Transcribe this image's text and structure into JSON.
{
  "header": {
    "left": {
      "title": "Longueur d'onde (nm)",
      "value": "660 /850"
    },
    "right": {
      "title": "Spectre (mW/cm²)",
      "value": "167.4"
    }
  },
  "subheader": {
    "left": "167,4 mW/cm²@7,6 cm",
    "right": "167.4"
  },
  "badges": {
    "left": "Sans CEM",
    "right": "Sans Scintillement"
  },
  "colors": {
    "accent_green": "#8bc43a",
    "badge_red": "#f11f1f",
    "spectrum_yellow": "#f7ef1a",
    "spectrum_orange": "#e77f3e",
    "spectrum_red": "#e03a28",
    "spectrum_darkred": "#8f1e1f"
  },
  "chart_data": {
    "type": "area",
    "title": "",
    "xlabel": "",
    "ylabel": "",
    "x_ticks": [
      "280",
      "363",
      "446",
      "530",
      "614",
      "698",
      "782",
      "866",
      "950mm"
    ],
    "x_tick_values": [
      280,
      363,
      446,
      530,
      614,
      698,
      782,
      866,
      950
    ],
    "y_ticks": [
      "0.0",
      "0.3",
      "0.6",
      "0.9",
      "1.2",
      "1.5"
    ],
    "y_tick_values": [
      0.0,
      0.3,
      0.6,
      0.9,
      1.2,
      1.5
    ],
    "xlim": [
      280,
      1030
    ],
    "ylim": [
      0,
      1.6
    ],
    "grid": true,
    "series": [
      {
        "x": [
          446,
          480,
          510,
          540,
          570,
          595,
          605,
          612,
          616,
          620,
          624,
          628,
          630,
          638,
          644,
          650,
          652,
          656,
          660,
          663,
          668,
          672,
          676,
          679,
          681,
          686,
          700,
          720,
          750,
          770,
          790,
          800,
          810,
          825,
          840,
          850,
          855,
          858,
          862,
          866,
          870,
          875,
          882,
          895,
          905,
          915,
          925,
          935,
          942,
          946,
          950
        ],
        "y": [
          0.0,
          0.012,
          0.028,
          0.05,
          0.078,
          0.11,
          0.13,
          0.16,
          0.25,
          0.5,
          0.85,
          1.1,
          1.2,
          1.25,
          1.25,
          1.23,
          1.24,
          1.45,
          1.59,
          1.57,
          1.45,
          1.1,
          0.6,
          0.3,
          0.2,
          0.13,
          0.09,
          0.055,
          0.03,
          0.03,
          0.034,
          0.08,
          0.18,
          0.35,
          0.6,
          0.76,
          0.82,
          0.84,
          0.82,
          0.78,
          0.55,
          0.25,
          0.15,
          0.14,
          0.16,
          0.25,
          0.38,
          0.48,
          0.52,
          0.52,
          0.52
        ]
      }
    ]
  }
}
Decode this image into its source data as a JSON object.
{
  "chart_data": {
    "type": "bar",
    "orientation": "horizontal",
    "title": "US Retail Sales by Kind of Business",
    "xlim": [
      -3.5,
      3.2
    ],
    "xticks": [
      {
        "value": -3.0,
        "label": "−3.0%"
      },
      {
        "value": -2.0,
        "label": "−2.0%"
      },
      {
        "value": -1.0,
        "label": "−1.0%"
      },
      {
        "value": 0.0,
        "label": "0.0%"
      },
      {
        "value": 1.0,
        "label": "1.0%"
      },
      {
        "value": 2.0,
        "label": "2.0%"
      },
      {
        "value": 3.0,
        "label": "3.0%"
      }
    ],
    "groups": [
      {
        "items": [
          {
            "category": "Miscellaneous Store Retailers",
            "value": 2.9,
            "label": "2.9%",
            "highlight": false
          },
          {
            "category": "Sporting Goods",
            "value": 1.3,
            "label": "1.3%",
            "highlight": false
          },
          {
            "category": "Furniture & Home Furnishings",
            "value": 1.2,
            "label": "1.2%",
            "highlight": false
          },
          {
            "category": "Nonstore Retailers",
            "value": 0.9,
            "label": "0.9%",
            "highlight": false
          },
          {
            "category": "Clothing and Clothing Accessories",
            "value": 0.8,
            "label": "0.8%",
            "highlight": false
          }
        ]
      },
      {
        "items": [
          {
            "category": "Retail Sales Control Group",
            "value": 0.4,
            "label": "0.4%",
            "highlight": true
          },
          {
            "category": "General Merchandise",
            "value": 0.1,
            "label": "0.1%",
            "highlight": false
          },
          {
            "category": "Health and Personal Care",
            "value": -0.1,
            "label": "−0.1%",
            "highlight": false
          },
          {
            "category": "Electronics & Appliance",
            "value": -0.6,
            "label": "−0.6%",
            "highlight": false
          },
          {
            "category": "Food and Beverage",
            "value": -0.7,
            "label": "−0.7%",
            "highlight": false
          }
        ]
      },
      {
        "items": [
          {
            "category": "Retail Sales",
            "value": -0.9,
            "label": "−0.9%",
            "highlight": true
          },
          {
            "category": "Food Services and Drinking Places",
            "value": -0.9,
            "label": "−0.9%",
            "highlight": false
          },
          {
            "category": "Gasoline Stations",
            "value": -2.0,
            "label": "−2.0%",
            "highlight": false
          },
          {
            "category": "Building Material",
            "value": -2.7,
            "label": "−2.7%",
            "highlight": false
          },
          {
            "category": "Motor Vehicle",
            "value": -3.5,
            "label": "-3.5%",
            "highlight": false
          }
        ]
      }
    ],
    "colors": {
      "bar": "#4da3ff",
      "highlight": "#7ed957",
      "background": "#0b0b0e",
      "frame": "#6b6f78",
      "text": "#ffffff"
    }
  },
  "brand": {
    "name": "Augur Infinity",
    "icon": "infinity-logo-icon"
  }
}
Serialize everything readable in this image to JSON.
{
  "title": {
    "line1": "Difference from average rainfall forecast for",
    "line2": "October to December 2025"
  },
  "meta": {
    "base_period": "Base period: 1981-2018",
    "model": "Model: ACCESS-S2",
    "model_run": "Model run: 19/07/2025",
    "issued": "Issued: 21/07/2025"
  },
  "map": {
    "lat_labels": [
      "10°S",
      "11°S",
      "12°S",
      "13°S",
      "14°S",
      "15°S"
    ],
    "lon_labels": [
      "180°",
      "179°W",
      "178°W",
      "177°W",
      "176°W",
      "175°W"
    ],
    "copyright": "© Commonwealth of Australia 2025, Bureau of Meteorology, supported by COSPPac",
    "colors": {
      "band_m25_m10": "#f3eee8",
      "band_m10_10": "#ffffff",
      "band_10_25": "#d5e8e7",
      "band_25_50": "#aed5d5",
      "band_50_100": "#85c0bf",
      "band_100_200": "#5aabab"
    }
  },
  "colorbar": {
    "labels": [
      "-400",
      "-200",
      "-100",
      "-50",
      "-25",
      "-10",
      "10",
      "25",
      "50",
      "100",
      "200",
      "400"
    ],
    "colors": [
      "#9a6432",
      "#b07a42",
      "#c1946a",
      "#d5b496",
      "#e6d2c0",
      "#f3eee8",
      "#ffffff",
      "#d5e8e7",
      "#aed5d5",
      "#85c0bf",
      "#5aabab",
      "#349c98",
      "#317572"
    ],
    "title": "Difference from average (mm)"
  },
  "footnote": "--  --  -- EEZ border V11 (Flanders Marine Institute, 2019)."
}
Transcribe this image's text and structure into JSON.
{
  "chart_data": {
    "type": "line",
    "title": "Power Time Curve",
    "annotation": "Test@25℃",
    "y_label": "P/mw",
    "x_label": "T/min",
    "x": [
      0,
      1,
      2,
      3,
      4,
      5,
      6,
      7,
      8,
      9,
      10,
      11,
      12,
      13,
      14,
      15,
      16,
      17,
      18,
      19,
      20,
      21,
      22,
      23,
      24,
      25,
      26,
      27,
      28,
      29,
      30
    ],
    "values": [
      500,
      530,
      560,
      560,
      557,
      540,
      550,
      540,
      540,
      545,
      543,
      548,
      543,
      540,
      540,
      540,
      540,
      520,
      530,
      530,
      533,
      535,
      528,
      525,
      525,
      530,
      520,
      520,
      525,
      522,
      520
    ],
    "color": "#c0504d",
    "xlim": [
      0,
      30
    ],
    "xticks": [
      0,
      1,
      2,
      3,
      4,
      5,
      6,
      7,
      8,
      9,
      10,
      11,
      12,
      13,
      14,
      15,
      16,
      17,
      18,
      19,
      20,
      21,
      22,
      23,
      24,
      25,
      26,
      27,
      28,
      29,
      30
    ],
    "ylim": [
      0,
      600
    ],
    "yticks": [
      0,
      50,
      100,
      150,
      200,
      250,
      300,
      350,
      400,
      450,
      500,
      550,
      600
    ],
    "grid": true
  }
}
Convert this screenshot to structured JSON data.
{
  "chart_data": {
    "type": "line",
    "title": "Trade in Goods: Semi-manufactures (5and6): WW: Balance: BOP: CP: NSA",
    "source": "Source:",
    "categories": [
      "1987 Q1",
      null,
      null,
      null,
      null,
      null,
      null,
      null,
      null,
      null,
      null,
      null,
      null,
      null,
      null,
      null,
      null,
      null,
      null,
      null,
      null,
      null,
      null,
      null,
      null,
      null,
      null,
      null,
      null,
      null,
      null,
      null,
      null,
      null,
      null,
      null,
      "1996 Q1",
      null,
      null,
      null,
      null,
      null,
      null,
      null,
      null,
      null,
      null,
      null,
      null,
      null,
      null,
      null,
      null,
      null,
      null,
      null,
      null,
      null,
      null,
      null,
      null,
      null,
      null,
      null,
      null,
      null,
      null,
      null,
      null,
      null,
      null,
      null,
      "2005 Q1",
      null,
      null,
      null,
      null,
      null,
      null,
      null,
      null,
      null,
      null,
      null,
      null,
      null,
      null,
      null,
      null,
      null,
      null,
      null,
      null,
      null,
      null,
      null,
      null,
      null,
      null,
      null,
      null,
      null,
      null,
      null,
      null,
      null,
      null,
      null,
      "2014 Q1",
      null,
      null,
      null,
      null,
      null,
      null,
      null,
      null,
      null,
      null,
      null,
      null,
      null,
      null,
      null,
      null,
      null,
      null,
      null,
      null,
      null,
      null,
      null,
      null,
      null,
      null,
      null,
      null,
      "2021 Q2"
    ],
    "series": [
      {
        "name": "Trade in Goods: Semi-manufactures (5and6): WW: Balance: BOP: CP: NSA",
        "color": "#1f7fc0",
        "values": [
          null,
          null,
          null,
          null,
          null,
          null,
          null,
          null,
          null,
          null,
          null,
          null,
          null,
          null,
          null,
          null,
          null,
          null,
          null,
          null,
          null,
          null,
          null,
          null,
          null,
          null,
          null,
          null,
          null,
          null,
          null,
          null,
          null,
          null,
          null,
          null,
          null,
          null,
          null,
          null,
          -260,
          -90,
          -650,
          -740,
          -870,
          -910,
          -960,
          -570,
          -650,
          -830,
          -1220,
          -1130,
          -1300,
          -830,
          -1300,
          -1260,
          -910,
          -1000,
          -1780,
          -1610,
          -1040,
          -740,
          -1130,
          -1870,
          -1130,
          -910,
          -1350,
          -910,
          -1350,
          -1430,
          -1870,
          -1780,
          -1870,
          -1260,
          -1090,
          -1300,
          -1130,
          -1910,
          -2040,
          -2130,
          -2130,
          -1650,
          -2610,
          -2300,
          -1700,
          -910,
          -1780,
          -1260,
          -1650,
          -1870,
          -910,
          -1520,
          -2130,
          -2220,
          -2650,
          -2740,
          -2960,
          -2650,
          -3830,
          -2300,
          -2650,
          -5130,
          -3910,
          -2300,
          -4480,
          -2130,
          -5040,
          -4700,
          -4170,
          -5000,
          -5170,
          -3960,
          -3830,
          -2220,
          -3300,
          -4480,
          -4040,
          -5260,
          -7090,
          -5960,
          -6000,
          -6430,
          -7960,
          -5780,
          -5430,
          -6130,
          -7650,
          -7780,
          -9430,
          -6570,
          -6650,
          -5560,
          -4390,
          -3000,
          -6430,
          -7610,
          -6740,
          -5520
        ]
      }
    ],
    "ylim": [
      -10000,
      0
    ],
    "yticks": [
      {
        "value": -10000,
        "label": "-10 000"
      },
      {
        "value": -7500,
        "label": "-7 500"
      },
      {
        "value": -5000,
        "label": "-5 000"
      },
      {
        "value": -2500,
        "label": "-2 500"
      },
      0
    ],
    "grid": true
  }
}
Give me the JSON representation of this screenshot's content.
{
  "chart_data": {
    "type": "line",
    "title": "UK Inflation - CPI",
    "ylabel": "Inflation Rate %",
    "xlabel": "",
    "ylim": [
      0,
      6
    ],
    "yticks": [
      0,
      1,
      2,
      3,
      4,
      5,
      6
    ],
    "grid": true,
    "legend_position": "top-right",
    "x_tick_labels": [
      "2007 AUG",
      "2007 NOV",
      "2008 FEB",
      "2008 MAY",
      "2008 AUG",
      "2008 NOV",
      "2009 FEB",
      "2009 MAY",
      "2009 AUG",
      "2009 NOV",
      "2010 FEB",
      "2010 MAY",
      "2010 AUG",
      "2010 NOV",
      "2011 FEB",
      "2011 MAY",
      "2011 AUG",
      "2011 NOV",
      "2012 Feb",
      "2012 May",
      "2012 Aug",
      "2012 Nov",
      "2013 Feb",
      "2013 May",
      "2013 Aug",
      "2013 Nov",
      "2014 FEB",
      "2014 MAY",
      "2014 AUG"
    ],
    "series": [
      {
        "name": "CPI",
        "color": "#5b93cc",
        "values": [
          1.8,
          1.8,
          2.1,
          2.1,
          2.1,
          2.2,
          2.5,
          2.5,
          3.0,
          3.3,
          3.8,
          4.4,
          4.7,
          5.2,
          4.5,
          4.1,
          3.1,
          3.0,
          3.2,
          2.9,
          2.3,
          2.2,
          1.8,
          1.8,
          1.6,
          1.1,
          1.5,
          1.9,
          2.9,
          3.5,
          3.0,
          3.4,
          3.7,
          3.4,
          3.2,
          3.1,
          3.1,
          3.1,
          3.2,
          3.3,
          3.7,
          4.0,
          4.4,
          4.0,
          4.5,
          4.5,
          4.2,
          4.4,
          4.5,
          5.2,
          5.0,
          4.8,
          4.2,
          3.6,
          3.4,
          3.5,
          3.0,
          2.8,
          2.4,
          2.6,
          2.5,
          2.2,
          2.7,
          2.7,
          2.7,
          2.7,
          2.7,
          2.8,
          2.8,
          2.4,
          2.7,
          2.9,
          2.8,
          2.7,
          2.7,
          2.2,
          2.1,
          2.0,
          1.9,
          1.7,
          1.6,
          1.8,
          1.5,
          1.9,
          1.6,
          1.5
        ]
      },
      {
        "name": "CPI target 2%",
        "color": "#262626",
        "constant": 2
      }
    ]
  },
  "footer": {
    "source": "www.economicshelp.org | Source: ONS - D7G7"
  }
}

================================

* EXERCISE OBJECTIVE: Copy every line of the listing containing the string "title".

* OUTPUT OF THE TASK:
      "title": "Longueur d'onde (nm)",
      "title": "Spectre (mW/cm²)",
    "title": "",
    "title": "US Retail Sales by Kind of Business",
  "title": {
    "title": "Difference from average (mm)"
    "title": "Power Time Curve",
    "title": "Trade in Goods: Semi-manufactures (5and6): WW: Balance: BOP: CP: NSA",
    "title": "UK Inflation - CPI",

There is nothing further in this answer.